REQUIRED WORK →
Every line that contains the word "loro" should be copied out.

MATERIAL PROVIDED →
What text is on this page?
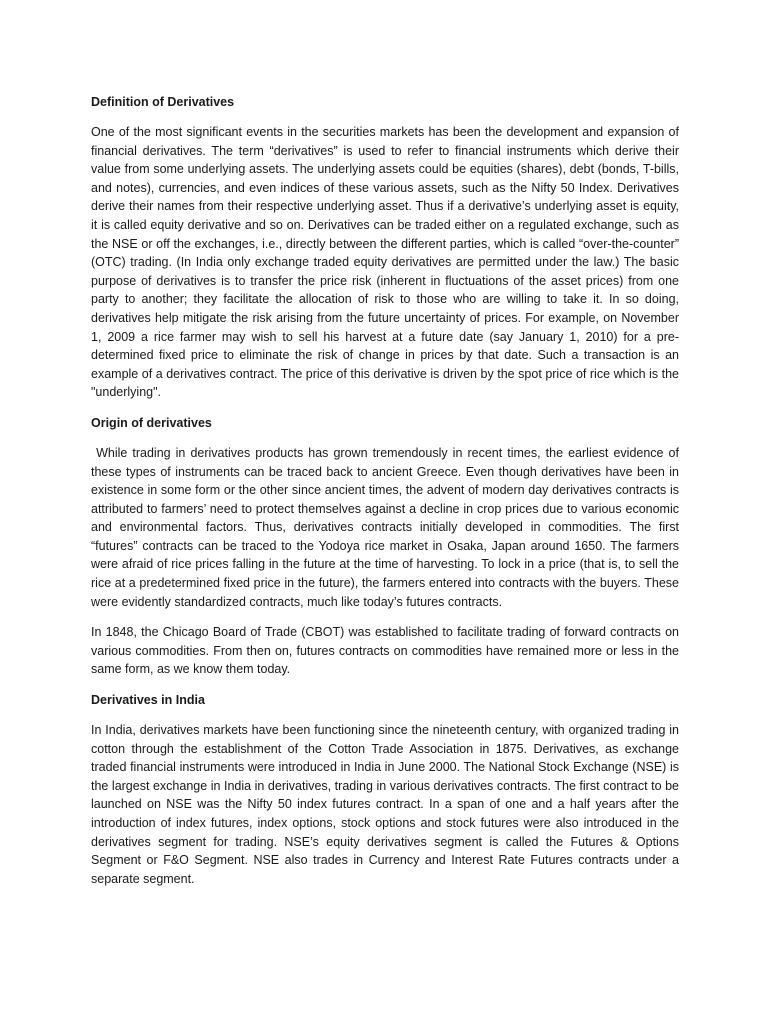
Definition of Derivatives

One of the most significant events in the securities markets has been the development and expansion of financial derivatives. The term “derivatives” is used to refer to financial instruments which derive their value from some underlying assets. The underlying assets could be equities (shares), debt (bonds, T-bills, and notes), currencies, and even indices of these various assets, such as the Nifty 50 Index. Derivatives derive their names from their respective underlying asset. Thus if a derivative’s underlying asset is equity, it is called equity derivative and so on. Derivatives can be traded either on a regulated exchange, such as the NSE or off the exchanges, i.e., directly between the different parties, which is called “over-the-counter” (OTC) trading. (In India only exchange traded equity derivatives are permitted under the law.) The basic purpose of derivatives is to transfer the price risk (inherent in fluctuations of the asset prices) from one party to another; they facilitate the allocation of risk to those who are willing to take it. In so doing, derivatives help mitigate the risk arising from the future uncertainty of prices. For example, on November 1, 2009 a rice farmer may wish to sell his harvest at a future date (say January 1, 2010) for a pre-determined fixed price to eliminate the risk of change in prices by that date. Such a transaction is an example of a derivatives contract. The price of this derivative is driven by the spot price of rice which is the "underlying".

Origin of derivatives

While trading in derivatives products has grown tremendously in recent times, the earliest evidence of these types of instruments can be traced back to ancient Greece. Even though derivatives have been in existence in some form or the other since ancient times, the advent of modern day derivatives contracts is attributed to farmers’ need to protect themselves against a decline in crop prices due to various economic and environmental factors. Thus, derivatives contracts initially developed in commodities. The first “futures” contracts can be traced to the Yodoya rice market in Osaka, Japan around 1650. The farmers were afraid of rice prices falling in the future at the time of harvesting. To lock in a price (that is, to sell the rice at a predetermined fixed price in the future), the farmers entered into contracts with the buyers. These were evidently standardized contracts, much like today’s futures contracts.

In 1848, the Chicago Board of Trade (CBOT) was established to facilitate trading of forward contracts on various commodities. From then on, futures contracts on commodities have remained more or less in the same form, as we know them today.

Derivatives in India

In India, derivatives markets have been functioning since the nineteenth century, with organized trading in cotton through the establishment of the Cotton Trade Association in 1875. Derivatives, as exchange traded financial instruments were introduced in India in June 2000. The National Stock Exchange (NSE) is the largest exchange in India in derivatives, trading in various derivatives contracts. The first contract to be launched on NSE was the Nifty 50 index futures contract. In a span of one and a half years after the introduction of index futures, index options, stock options and stock futures were also introduced in the derivatives segment for trading. NSE’s equity derivatives segment is called the Futures & Options Segment or F&O Segment. NSE also trades in Currency and Interest Rate Futures contracts under a separate segment.
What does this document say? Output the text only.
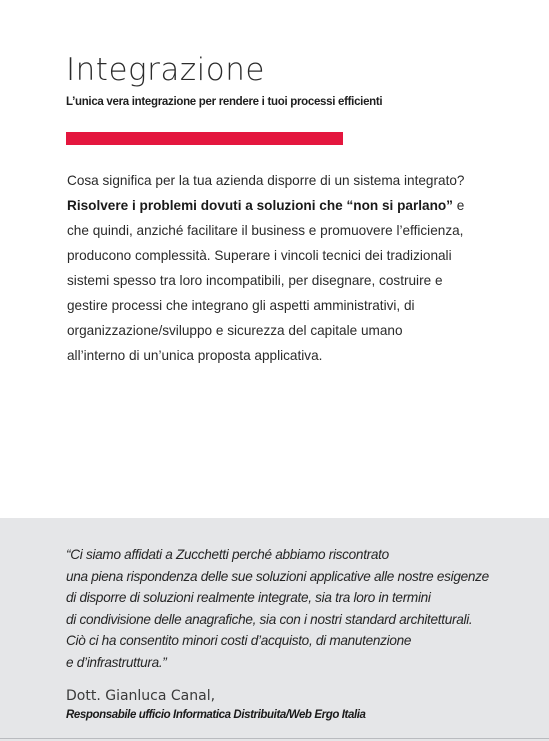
Integrazione
L’unica vera integrazione per rendere i tuoi processi efficienti
Cosa significa per la tua azienda disporre di un sistema integrato?
Risolvere i problemi dovuti a soluzioni che “non si parlano” e
che quindi, anziché facilitare il business e promuovere l’efficienza,
producono complessità. Superare i vincoli tecnici dei tradizionali
sistemi spesso tra loro incompatibili, per disegnare, costruire e
gestire processi che integrano gli aspetti amministrativi, di
organizzazione/sviluppo e sicurezza del capitale umano
all’interno di un’unica proposta applicativa.
“Ci siamo affidati a Zucchetti perché abbiamo riscontrato
una piena rispondenza delle sue soluzioni applicative alle nostre esigenze
di disporre di soluzioni realmente integrate, sia tra loro in termini
di condivisione delle anagrafiche, sia con i nostri standard architetturali.
Ciò ci ha consentito minori costi d’acquisto, di manutenzione
e d’infrastruttura.”
Dott. Gianluca Canal,
Responsabile ufficio Informatica Distribuita/Web Ergo Italia
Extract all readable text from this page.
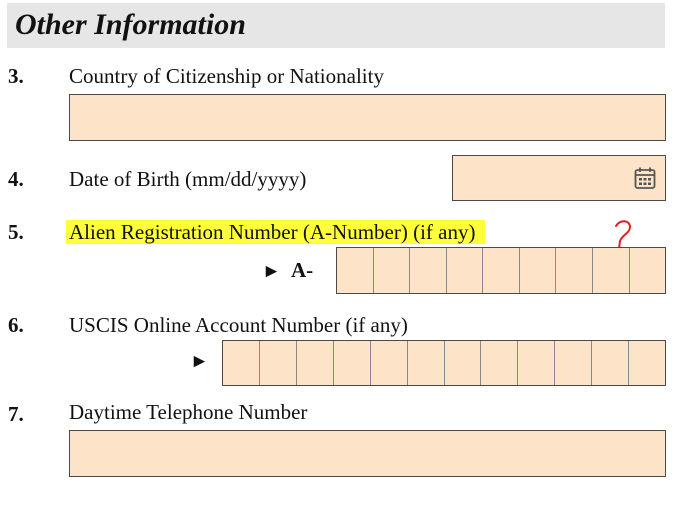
Other Information
3. Country of Citizenship or Nationality
4. Date of Birth (mm/dd/yyyy)
5. Alien Registration Number (A-Number) (if any)
► A-
6. USCIS Online Account Number (if any)
►
7. Daytime Telephone Number
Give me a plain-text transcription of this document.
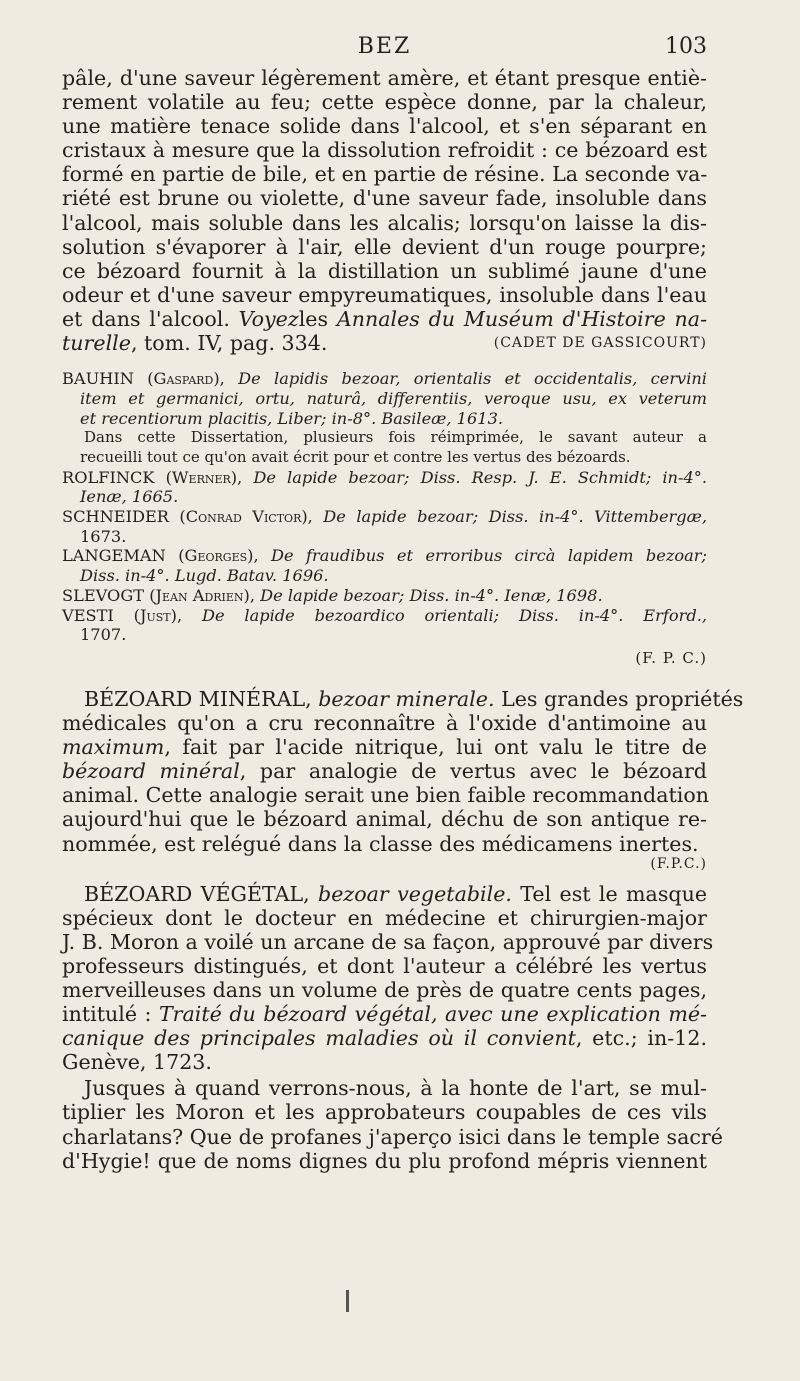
BEZ	103
pâle, d'une saveur légèrement amère, et étant presque entiè-
rement volatile au feu; cette espèce donne, par la chaleur,
une matière tenace solide dans l'alcool, et s'en séparant en
cristaux à mesure que la dissolution refroidit : ce bézoard est
formé en partie de bile, et en partie de résine. La seconde va-
riété est brune ou violette, d'une saveur fade, insoluble dans
l'alcool, mais soluble dans les alcalis; lorsqu'on laisse la dis-
solution s'évaporer à l'air, elle devient d'un rouge pourpre;
ce bézoard fournit à la distillation un sublimé jaune d'une
odeur et d'une saveur empyreumatiques, insoluble dans l'eau
et dans l'alcool. Voyezles Annales du Muséum d'Histoire na-
turelle, tom. IV, pag. 334.	(CADET DE GASSICOURT)
BAUHIN (Gaspard), De lapidis bezoar, orientalis et occidentalis, cervini
item et germanici, ortu, naturâ, differentiis, veroque usu, ex veterum
et recentiorum placitis, Liber; in-8°. Basileæ, 1613.
Dans cette Dissertation, plusieurs fois réimprimée, le savant auteur a
recueilli tout ce qu'on avait écrit pour et contre les vertus des bézoards.
ROLFINCK (Werner), De lapide bezoar; Diss. Resp. J. E. Schmidt; in-4°.
Ienæ, 1665.
SCHNEIDER (Conrad Victor), De lapide bezoar; Diss. in-4°. Vittembergæ,
1673.
LANGEMAN (Georges), De fraudibus et erroribus circà lapidem bezoar;
Diss. in-4°. Lugd. Batav. 1696.
SLEVOGT (Jean Adrien), De lapide bezoar; Diss. in-4°. Ienæ, 1698.
VESTI (Just), De lapide bezoardico orientali; Diss. in-4°. Erford.,
1707.
(F. P. C.)
BÉZOARD MINÉRAL, bezoar minerale. Les grandes propriétés
médicales qu'on a cru reconnaître à l'oxide d'antimoine au
maximum, fait par l'acide nitrique, lui ont valu le titre de
bézoard minéral, par analogie de vertus avec le bézoard
animal. Cette analogie serait une bien faible recommandation
aujourd'hui que le bézoard animal, déchu de son antique re-
nommée, est relégué dans la classe des médicamens inertes.
(F.P.C.)
BÉZOARD VÉGÉTAL, bezoar vegetabile. Tel est le masque
spécieux dont le docteur en médecine et chirurgien-major
J. B. Moron a voilé un arcane de sa façon, approuvé par divers
professeurs distingués, et dont l'auteur a célébré les vertus
merveilleuses dans un volume de près de quatre cents pages,
intitulé : Traité du bézoard végétal, avec une explication mé-
canique des principales maladies où il convient, etc.; in-12.
Genève, 1723.
Jusques à quand verrons-nous, à la honte de l'art, se mul-
tiplier les Moron et les approbateurs coupables de ces vils
charlatans? Que de profanes j'aperço isici dans le temple sacré
d'Hygie! que de noms dignes du plu profond mépris viennent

THE COMPLETED TASK →
sistemi spesso tra loro incompatibili, per disegnare, costruire e
di disporre di soluzioni realmente integrate, sia tra loro in termini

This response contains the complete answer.